■ **Challenge**: Return all entries word for word, but drop any images.

Recorded data:
/---
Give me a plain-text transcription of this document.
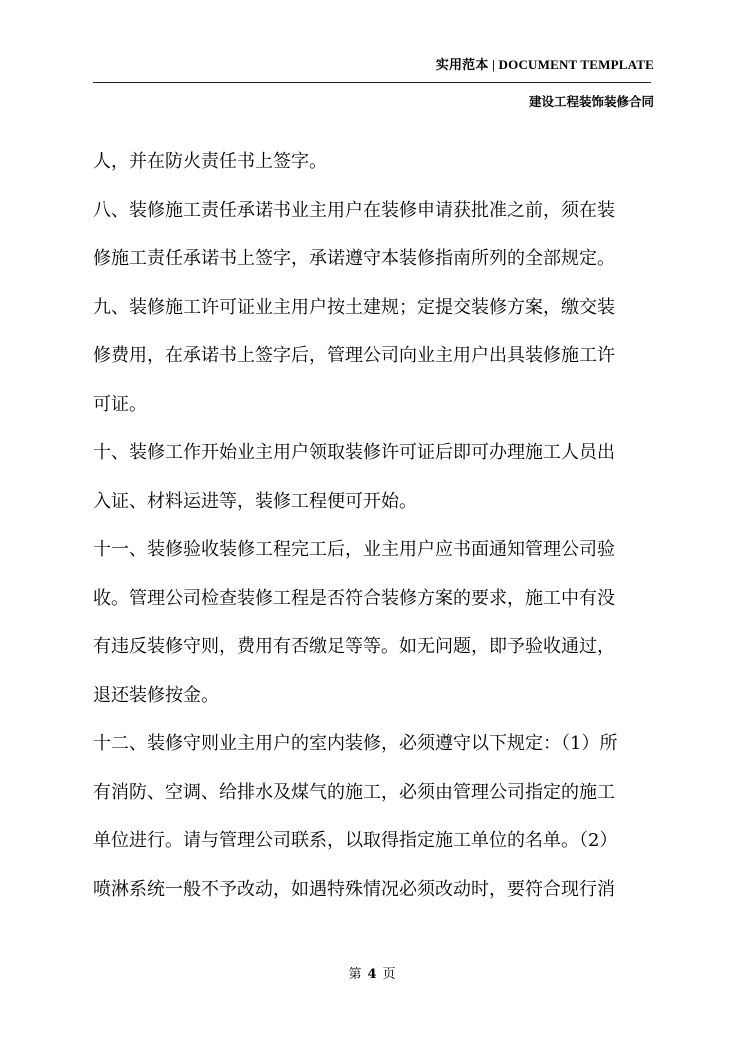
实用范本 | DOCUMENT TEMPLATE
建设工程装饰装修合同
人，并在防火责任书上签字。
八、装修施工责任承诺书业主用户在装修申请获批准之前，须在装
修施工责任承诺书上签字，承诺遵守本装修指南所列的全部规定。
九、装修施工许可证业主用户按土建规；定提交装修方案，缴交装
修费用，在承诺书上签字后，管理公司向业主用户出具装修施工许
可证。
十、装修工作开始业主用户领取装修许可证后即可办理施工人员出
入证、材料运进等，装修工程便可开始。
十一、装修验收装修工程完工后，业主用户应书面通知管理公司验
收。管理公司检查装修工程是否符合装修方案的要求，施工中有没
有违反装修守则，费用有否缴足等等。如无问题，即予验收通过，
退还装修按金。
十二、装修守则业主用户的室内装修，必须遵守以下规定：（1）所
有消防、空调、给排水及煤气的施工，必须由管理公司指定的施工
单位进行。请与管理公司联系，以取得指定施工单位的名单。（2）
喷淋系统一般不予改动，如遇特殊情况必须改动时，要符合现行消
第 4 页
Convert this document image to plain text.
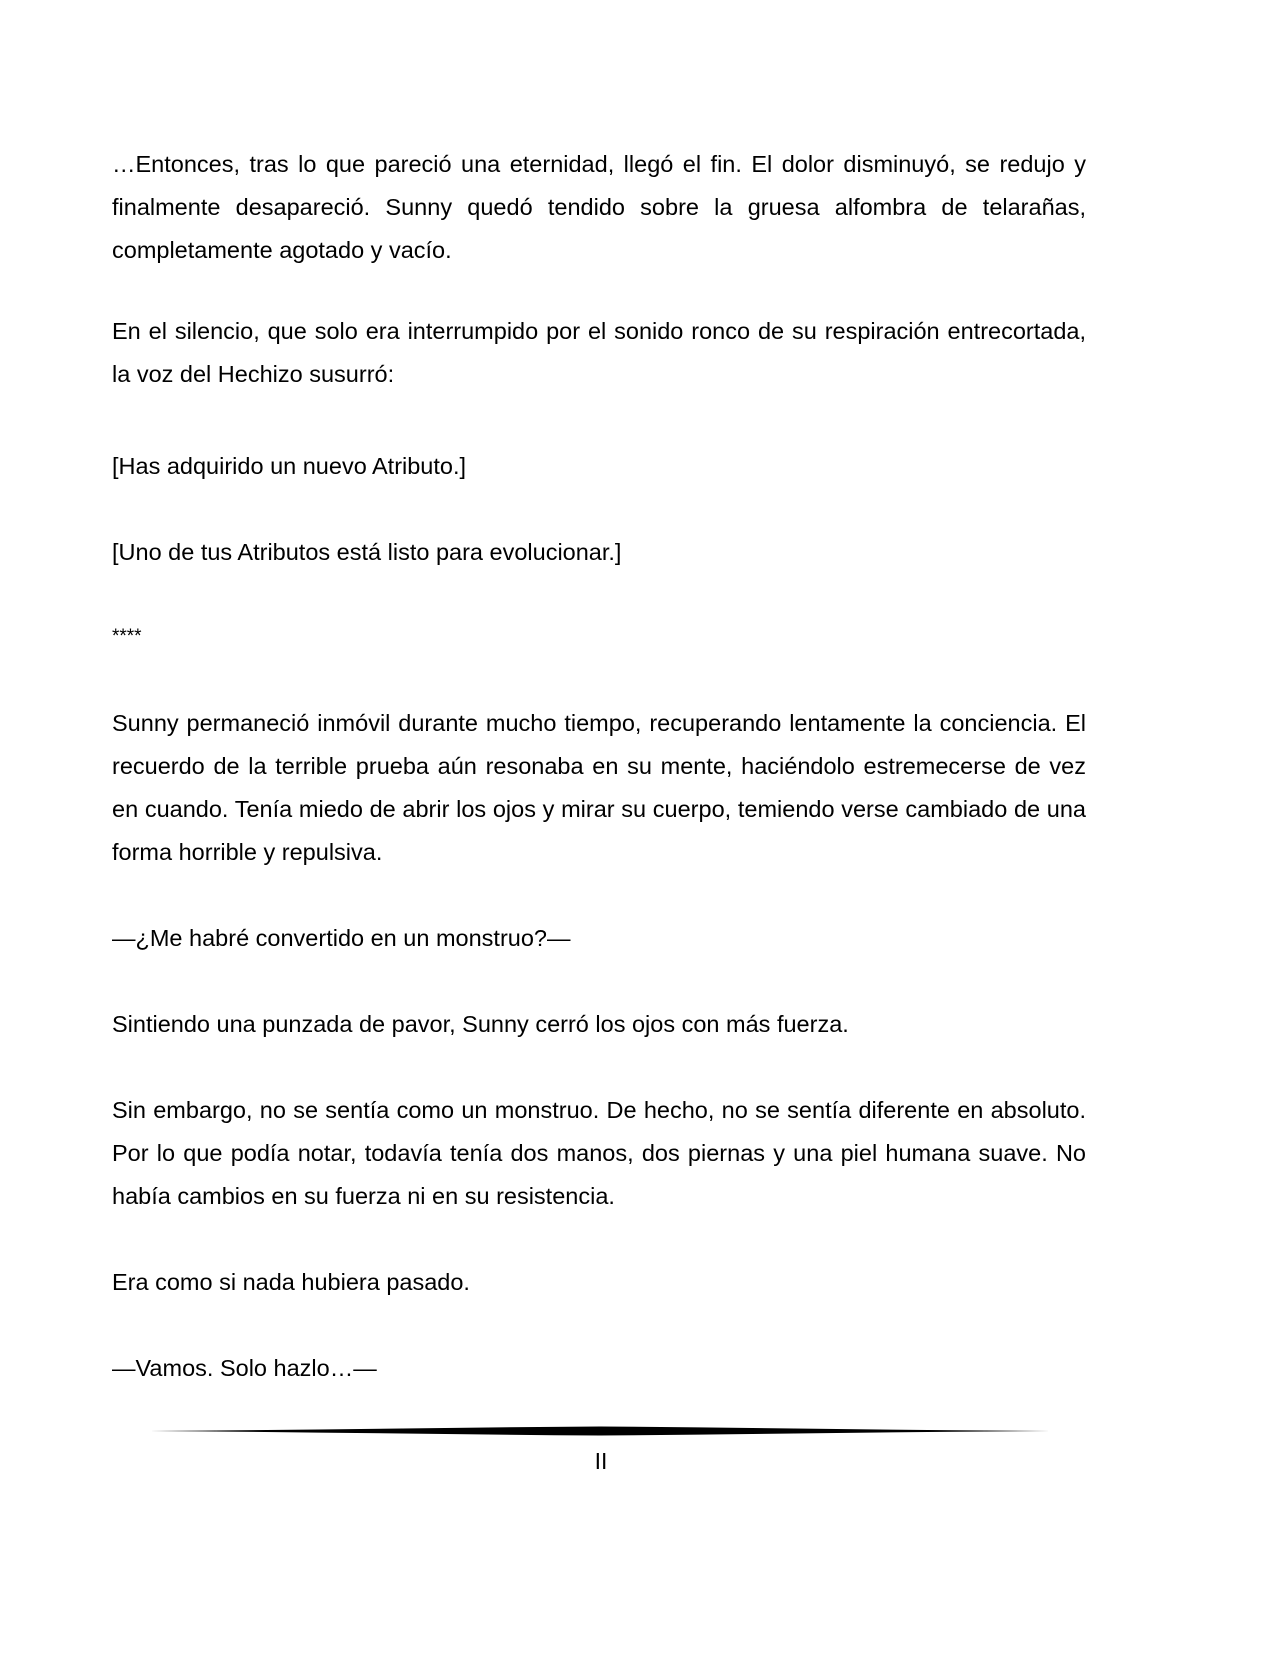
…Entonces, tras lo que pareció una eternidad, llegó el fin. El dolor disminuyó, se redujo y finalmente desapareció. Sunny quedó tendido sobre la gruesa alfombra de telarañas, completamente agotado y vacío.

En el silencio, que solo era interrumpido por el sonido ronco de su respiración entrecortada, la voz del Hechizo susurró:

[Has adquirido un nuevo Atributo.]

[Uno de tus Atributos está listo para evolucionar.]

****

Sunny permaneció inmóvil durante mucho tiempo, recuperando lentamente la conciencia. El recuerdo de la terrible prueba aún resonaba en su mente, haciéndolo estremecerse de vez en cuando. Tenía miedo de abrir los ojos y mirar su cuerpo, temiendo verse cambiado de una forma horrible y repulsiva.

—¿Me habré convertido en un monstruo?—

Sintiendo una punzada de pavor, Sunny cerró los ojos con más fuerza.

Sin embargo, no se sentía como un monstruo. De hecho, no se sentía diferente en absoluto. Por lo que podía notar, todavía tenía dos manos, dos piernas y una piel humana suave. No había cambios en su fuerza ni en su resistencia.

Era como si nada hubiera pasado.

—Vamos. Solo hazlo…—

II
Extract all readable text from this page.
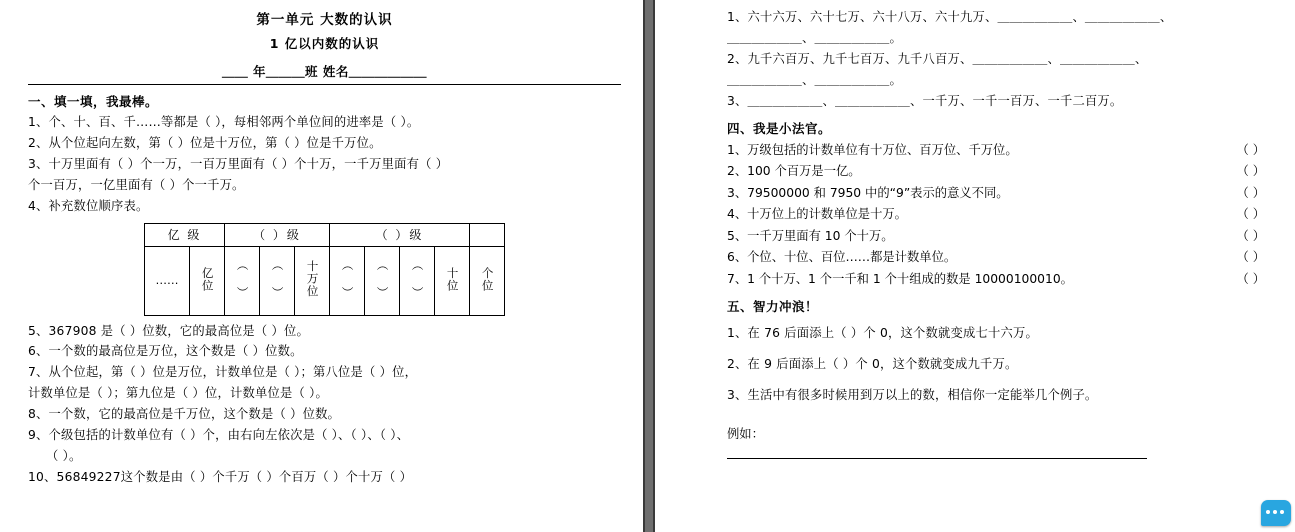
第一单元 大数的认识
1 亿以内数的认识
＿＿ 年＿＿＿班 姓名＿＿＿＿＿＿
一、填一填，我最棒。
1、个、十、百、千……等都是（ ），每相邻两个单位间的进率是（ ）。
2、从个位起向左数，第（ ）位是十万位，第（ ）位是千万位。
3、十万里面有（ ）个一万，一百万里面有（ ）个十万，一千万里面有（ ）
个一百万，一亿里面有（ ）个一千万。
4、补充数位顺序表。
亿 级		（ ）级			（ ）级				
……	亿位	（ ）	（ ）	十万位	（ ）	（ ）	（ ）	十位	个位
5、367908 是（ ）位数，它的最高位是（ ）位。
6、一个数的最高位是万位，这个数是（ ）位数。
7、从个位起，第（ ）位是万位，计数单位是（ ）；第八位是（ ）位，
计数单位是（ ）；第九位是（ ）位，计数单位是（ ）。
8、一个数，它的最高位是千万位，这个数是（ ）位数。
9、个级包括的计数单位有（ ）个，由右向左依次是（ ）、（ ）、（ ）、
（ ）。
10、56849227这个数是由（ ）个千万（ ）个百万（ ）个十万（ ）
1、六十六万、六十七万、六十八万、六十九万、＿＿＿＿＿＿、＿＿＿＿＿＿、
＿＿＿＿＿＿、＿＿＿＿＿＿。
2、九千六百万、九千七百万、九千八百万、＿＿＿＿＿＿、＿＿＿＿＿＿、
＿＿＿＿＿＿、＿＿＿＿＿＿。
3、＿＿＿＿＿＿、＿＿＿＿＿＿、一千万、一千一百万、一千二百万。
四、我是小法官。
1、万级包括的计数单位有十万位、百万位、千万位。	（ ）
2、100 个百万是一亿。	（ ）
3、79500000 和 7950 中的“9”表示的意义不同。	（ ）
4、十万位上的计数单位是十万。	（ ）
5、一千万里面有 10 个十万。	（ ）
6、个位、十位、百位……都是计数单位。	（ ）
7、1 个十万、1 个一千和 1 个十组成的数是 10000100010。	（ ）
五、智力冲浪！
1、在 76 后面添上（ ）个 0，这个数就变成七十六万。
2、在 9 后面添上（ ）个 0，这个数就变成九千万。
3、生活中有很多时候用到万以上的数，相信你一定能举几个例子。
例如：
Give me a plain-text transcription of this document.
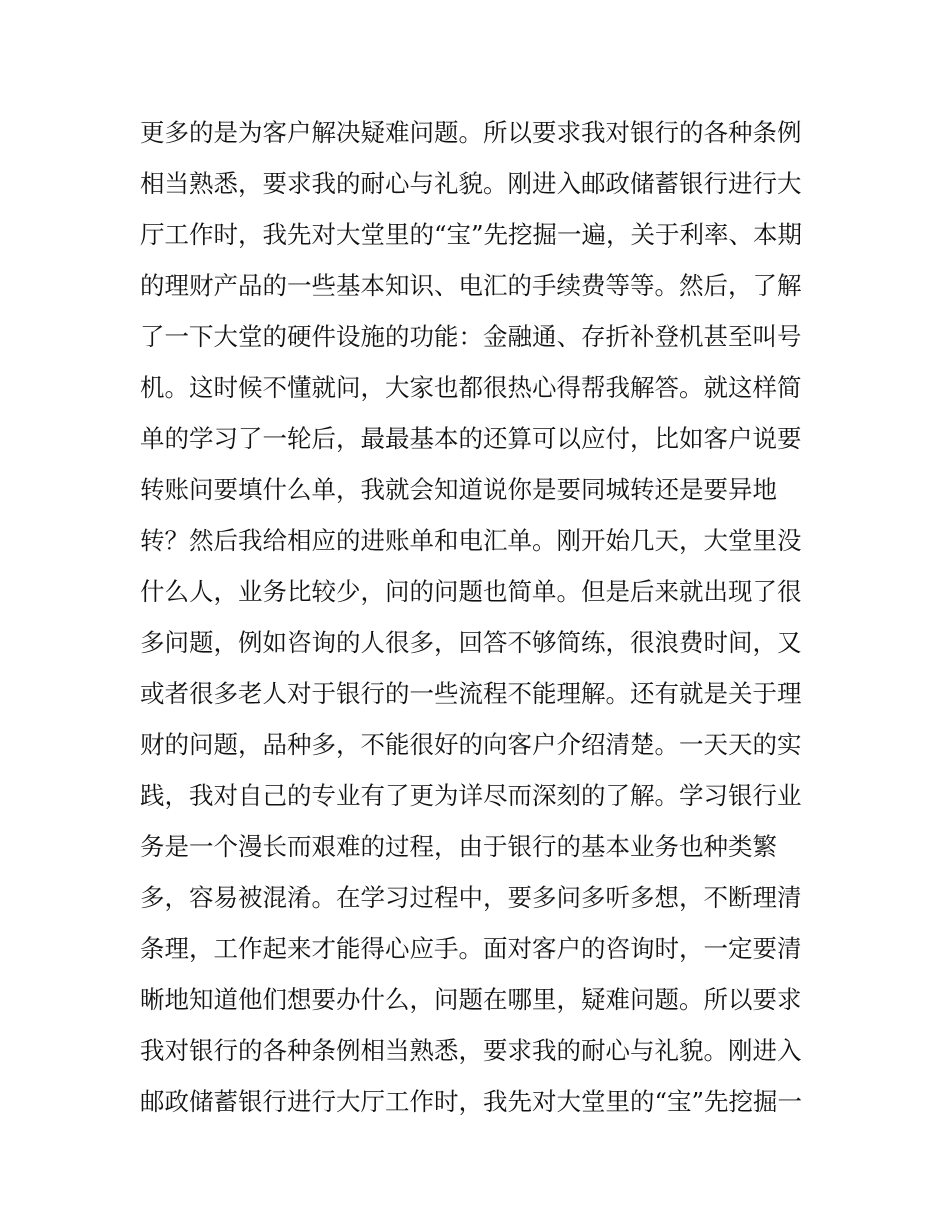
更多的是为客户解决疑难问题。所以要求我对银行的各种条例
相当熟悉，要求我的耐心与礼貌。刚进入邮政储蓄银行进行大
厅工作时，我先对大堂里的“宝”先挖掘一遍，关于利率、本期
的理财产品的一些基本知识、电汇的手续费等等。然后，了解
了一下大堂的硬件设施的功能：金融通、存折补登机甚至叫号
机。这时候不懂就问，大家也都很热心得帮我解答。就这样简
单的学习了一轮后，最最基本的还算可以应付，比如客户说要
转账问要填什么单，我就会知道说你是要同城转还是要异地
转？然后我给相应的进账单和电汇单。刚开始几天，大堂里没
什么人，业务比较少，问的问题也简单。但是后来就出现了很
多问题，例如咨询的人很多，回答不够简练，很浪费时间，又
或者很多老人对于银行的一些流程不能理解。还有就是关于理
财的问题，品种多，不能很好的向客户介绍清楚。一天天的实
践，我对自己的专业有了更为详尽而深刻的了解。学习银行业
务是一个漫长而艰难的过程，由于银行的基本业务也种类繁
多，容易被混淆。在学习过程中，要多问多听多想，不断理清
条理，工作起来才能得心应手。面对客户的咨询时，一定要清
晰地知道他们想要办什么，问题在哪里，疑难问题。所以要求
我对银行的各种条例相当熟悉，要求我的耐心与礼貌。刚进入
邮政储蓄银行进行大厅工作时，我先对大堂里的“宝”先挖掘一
\---
■ **Correct output**:
Give me a plain-text transcription of this document.
实用范本 | DOCUMENT TEMPLATE
建设工程装饰装修合同
人，并在防火责任书上签字。
八、装修施工责任承诺书业主用户在装修申请获批准之前，须在装
修施工责任承诺书上签字，承诺遵守本装修指南所列的全部规定。
九、装修施工许可证业主用户按土建规；定提交装修方案，缴交装
修费用，在承诺书上签字后，管理公司向业主用户出具装修施工许
可证。
十、装修工作开始业主用户领取装修许可证后即可办理施工人员出
入证、材料运进等，装修工程便可开始。
十一、装修验收装修工程完工后，业主用户应书面通知管理公司验
收。管理公司检查装修工程是否符合装修方案的要求，施工中有没
有违反装修守则，费用有否缴足等等。如无问题，即予验收通过，
退还装修按金。
十二、装修守则业主用户的室内装修，必须遵守以下规定：（1）所
有消防、空调、给排水及煤气的施工，必须由管理公司指定的施工
单位进行。请与管理公司联系，以取得指定施工单位的名单。（2）
喷淋系统一般不予改动，如遇特殊情况必须改动时，要符合现行消
第 4 页
Convert this document image to plain text.
…Entonces, tras lo que pareció una eternidad, llegó el fin. El dolor disminuyó, se redujo y finalmente desapareció. Sunny quedó tendido sobre la gruesa alfombra de telarañas, completamente agotado y vacío.

En el silencio, que solo era interrumpido por el sonido ronco de su respiración entrecortada, la voz del Hechizo susurró:

[Has adquirido un nuevo Atributo.]

[Uno de tus Atributos está listo para evolucionar.]

****

Sunny permaneció inmóvil durante mucho tiempo, recuperando lentamente la conciencia. El recuerdo de la terrible prueba aún resonaba en su mente, haciéndolo estremecerse de vez en cuando. Tenía miedo de abrir los ojos y mirar su cuerpo, temiendo verse cambiado de una forma horrible y repulsiva.

—¿Me habré convertido en un monstruo?—

Sintiendo una punzada de pavor, Sunny cerró los ojos con más fuerza.

Sin embargo, no se sentía como un monstruo. De hecho, no se sentía diferente en absoluto. Por lo que podía notar, todavía tenía dos manos, dos piernas y una piel humana suave. No había cambios en su fuerza ni en su resistencia.

Era como si nada hubiera pasado.

—Vamos. Solo hazlo…—

II
Extract all readable text from this page.
第一单元 大数的认识
1 亿以内数的认识
＿＿ 年＿＿＿班 姓名＿＿＿＿＿＿
一、填一填，我最棒。
1、个、十、百、千……等都是（ ），每相邻两个单位间的进率是（ ）。
2、从个位起向左数，第（ ）位是十万位，第（ ）位是千万位。
3、十万里面有（ ）个一万，一百万里面有（ ）个十万，一千万里面有（ ）
个一百万，一亿里面有（ ）个一千万。
4、补充数位顺序表。
亿 级		（ ）级			（ ）级				
……	亿位	（ ）	（ ）	十万位	（ ）	（ ）	（ ）	十位	个位
5、367908 是（ ）位数，它的最高位是（ ）位。
6、一个数的最高位是万位，这个数是（ ）位数。
7、从个位起，第（ ）位是万位，计数单位是（ ）；第八位是（ ）位，
计数单位是（ ）；第九位是（ ）位，计数单位是（ ）。
8、一个数，它的最高位是千万位，这个数是（ ）位数。
9、个级包括的计数单位有（ ）个，由右向左依次是（ ）、（ ）、（ ）、
（ ）。
10、56849227这个数是由（ ）个千万（ ）个百万（ ）个十万（ ）
1、六十六万、六十七万、六十八万、六十九万、＿＿＿＿＿＿、＿＿＿＿＿＿、
＿＿＿＿＿＿、＿＿＿＿＿＿。
2、九千六百万、九千七百万、九千八百万、＿＿＿＿＿＿、＿＿＿＿＿＿、
＿＿＿＿＿＿、＿＿＿＿＿＿。
3、＿＿＿＿＿＿、＿＿＿＿＿＿、一千万、一千一百万、一千二百万。
四、我是小法官。
1、万级包括的计数单位有十万位、百万位、千万位。	（ ）
2、100 个百万是一亿。	（ ）
3、79500000 和 7950 中的“9”表示的意义不同。	（ ）
4、十万位上的计数单位是十万。	（ ）
5、一千万里面有 10 个十万。	（ ）
6、个位、十位、百位……都是计数单位。	（ ）
7、1 个十万、1 个一千和 1 个十组成的数是 10000100010。	（ ）
五、智力冲浪！
1、在 76 后面添上（ ）个 0，这个数就变成七十六万。
2、在 9 后面添上（ ）个 0，这个数就变成九千万。
3、生活中有很多时候用到万以上的数，相信你一定能举几个例子。
例如：
Give me a plain-text transcription of this document.
更多的是为客户解决疑难问题。所以要求我对银行的各种条例
相当熟悉，要求我的耐心与礼貌。刚进入邮政储蓄银行进行大
厅工作时，我先对大堂里的“宝”先挖掘一遍，关于利率、本期
的理财产品的一些基本知识、电汇的手续费等等。然后，了解
了一下大堂的硬件设施的功能：金融通、存折补登机甚至叫号
机。这时候不懂就问，大家也都很热心得帮我解答。就这样简
单的学习了一轮后，最最基本的还算可以应付，比如客户说要
转账问要填什么单，我就会知道说你是要同城转还是要异地
转？然后我给相应的进账单和电汇单。刚开始几天，大堂里没
什么人，业务比较少，问的问题也简单。但是后来就出现了很
多问题，例如咨询的人很多，回答不够简练，很浪费时间，又
或者很多老人对于银行的一些流程不能理解。还有就是关于理
财的问题，品种多，不能很好的向客户介绍清楚。一天天的实
践，我对自己的专业有了更为详尽而深刻的了解。学习银行业
务是一个漫长而艰难的过程，由于银行的基本业务也种类繁
多，容易被混淆。在学习过程中，要多问多听多想，不断理清
条理，工作起来才能得心应手。面对客户的咨询时，一定要清
晰地知道他们想要办什么，问题在哪里，疑难问题。所以要求
我对银行的各种条例相当熟悉，要求我的耐心与礼貌。刚进入
邮政储蓄银行进行大厅工作时，我先对大堂里的“宝”先挖掘一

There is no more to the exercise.